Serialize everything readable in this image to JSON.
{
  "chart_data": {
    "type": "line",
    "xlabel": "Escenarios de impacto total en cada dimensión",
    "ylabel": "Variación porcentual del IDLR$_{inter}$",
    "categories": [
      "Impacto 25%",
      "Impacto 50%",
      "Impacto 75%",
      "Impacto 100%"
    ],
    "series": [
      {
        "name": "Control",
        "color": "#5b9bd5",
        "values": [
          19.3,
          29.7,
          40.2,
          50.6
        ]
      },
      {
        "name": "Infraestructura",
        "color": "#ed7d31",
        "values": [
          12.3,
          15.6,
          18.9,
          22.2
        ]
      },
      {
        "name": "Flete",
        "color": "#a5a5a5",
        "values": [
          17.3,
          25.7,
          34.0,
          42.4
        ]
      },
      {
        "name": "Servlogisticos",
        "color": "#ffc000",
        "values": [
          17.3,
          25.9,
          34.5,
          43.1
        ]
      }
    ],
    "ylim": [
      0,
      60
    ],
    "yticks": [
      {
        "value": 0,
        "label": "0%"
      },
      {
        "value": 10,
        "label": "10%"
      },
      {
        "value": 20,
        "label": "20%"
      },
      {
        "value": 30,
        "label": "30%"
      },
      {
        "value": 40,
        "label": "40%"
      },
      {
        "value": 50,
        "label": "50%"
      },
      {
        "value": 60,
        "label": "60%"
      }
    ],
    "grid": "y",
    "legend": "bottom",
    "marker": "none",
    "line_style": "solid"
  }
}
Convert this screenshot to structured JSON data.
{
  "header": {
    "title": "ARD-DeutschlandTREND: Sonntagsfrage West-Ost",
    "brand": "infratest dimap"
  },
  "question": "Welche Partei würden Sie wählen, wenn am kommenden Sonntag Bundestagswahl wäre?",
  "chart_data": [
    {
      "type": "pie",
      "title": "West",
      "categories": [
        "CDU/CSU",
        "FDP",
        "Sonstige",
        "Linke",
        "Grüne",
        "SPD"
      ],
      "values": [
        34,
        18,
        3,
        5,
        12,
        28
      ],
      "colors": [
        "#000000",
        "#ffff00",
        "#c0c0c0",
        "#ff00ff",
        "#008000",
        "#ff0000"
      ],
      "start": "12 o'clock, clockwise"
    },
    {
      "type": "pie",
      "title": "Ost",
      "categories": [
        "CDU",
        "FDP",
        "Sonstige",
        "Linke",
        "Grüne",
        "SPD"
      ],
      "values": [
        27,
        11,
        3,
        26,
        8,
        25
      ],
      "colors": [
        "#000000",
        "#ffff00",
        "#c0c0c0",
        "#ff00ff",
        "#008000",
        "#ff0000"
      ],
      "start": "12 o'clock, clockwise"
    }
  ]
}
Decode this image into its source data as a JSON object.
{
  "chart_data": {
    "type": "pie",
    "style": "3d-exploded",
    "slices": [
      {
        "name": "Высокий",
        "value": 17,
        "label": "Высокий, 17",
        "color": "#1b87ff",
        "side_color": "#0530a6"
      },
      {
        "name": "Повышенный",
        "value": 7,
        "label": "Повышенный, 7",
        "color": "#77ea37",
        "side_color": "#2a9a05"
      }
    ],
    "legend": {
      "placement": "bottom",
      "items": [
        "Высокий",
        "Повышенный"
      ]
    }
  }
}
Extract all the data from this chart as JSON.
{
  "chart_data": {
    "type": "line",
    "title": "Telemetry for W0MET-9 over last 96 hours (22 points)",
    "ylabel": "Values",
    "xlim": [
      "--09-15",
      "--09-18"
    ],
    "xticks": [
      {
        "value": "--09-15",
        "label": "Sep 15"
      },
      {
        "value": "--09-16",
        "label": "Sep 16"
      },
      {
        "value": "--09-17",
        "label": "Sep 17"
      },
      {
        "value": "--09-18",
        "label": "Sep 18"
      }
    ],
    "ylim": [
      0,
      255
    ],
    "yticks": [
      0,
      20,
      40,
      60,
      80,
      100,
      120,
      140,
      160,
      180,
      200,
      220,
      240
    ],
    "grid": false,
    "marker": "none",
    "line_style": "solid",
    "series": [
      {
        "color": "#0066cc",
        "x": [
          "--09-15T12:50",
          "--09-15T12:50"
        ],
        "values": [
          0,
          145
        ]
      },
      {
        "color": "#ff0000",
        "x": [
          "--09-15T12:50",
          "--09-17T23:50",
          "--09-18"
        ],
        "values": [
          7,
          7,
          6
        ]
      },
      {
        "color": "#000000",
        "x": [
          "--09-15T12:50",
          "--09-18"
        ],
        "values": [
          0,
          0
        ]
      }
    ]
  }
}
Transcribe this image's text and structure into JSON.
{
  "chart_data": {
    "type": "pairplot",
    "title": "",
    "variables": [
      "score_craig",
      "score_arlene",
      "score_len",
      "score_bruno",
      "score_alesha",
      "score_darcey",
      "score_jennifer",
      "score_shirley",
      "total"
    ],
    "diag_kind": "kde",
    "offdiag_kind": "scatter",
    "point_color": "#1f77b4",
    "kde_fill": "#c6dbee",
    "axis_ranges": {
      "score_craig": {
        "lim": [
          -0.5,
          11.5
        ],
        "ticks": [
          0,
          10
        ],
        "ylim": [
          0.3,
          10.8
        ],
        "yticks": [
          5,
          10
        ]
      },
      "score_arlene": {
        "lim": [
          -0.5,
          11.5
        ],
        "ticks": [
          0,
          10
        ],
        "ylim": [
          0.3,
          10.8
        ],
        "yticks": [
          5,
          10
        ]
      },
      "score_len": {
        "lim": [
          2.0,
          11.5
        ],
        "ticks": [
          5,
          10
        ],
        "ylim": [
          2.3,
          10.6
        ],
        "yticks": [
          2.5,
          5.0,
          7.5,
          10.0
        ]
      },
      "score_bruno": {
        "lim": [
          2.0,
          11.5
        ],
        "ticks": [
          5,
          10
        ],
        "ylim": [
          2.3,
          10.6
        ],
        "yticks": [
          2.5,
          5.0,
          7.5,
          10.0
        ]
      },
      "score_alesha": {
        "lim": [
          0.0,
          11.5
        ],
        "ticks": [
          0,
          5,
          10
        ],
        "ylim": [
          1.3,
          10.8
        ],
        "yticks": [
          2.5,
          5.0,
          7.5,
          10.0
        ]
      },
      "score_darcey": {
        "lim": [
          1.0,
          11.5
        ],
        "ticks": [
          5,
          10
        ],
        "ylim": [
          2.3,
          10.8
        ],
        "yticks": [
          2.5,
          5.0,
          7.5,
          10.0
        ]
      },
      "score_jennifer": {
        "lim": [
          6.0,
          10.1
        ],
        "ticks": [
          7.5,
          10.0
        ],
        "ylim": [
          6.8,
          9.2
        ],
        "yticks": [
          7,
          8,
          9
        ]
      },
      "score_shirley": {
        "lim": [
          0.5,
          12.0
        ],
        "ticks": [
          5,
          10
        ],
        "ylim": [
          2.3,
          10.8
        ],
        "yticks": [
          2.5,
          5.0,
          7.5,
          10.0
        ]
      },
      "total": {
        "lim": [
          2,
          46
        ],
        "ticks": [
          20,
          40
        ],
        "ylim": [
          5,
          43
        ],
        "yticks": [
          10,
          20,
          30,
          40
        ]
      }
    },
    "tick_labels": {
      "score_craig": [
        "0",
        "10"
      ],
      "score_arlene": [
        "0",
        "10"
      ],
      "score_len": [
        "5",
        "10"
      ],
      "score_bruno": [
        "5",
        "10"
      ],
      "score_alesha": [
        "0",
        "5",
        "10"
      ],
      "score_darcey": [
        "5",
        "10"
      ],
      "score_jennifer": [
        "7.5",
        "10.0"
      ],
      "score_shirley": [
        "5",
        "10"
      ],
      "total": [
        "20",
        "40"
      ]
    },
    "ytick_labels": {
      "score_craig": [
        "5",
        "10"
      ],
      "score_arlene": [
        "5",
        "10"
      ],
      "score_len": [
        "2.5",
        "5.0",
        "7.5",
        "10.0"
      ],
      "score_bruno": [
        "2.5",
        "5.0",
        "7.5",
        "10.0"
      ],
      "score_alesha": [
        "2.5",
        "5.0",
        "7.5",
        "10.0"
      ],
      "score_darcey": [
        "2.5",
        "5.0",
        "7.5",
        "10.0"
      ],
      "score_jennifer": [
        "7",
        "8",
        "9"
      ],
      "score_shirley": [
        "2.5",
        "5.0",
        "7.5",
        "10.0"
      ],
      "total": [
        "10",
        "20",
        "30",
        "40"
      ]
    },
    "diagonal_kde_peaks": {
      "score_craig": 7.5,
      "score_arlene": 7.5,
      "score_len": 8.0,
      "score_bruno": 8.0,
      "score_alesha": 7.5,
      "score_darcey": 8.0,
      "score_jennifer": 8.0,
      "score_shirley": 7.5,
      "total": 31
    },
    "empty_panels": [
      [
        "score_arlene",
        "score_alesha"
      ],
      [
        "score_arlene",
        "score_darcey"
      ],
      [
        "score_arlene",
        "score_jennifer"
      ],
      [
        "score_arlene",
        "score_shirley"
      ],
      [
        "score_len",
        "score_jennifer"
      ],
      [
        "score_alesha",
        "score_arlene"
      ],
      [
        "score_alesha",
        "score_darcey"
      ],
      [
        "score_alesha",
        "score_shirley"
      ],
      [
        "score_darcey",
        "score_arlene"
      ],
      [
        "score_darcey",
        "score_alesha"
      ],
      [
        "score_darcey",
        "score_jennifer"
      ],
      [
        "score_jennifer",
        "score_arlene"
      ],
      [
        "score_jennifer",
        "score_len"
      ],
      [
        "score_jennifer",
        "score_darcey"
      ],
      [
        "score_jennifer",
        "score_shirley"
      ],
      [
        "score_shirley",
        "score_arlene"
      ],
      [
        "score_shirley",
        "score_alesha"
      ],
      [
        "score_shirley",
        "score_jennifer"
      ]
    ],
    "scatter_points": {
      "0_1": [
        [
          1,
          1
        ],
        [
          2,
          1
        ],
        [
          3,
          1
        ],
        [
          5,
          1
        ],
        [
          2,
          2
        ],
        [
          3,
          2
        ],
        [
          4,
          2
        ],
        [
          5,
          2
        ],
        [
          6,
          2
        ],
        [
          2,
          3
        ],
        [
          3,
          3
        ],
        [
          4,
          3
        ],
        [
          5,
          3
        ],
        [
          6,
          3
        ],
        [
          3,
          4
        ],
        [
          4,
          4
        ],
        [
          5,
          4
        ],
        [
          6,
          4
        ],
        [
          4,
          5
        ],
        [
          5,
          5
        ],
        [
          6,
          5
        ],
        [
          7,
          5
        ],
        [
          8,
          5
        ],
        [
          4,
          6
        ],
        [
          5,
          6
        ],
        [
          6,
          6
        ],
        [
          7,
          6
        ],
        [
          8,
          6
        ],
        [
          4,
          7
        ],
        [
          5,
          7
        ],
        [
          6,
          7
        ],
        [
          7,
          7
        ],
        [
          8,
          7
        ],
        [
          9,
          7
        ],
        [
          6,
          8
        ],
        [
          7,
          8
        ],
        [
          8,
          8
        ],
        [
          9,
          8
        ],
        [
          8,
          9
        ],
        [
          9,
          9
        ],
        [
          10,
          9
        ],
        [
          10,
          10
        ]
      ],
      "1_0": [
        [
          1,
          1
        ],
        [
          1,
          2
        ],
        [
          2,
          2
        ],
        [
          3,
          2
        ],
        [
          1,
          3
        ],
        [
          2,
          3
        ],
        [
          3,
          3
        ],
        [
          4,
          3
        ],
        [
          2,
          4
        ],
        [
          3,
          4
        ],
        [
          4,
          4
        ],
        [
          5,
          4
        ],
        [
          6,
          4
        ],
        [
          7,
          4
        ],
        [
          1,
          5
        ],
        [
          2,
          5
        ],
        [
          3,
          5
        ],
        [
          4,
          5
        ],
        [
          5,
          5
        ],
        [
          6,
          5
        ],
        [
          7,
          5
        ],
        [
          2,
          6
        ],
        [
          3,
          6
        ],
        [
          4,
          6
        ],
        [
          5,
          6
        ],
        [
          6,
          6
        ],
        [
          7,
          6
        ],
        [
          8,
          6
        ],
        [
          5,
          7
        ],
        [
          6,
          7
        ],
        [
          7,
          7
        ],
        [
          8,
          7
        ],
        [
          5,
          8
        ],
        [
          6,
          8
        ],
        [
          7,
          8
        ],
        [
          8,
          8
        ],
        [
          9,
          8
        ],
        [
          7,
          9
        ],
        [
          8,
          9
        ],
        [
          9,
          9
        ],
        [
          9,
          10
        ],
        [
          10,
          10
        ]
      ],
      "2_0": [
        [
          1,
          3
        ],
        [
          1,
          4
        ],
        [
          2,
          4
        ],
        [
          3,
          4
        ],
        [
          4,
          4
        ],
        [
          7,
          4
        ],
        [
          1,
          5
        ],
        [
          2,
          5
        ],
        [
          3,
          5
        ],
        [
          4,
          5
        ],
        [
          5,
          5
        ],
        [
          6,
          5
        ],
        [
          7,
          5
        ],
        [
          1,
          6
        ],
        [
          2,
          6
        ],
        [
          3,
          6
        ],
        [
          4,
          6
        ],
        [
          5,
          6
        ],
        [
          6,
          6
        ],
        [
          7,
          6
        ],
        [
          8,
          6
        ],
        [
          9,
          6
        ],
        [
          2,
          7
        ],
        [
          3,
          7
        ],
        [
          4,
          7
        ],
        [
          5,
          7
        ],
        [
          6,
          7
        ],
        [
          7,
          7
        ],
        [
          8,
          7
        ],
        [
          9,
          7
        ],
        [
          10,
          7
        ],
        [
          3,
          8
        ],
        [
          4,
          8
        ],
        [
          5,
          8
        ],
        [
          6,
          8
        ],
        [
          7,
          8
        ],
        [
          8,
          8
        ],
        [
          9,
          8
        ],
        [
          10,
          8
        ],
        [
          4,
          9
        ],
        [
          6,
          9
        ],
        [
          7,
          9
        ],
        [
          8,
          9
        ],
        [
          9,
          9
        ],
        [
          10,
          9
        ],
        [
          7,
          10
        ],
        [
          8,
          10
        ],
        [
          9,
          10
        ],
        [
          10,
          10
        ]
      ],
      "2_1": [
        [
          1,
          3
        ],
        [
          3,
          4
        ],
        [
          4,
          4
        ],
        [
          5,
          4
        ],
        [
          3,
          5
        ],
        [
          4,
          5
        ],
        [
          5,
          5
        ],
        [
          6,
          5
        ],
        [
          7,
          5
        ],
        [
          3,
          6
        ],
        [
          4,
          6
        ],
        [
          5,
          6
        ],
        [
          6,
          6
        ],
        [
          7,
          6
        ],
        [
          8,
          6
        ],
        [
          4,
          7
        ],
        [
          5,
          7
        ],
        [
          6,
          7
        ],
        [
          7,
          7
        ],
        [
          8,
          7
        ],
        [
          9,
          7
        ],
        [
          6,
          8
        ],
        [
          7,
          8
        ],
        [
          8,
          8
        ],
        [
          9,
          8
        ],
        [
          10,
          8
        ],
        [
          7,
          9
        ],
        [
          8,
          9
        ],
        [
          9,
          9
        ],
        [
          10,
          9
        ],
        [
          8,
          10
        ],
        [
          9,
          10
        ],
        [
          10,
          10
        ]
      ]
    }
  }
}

Exercise requirements:
Working from the listing above, pick out every line that has "name" and copy it.

Reply:
        "name": "Control",
        "name": "Infraestructura",
        "name": "Flete",
        "name": "Servlogisticos",
        "name": "Высокий",
        "name": "Повышенный",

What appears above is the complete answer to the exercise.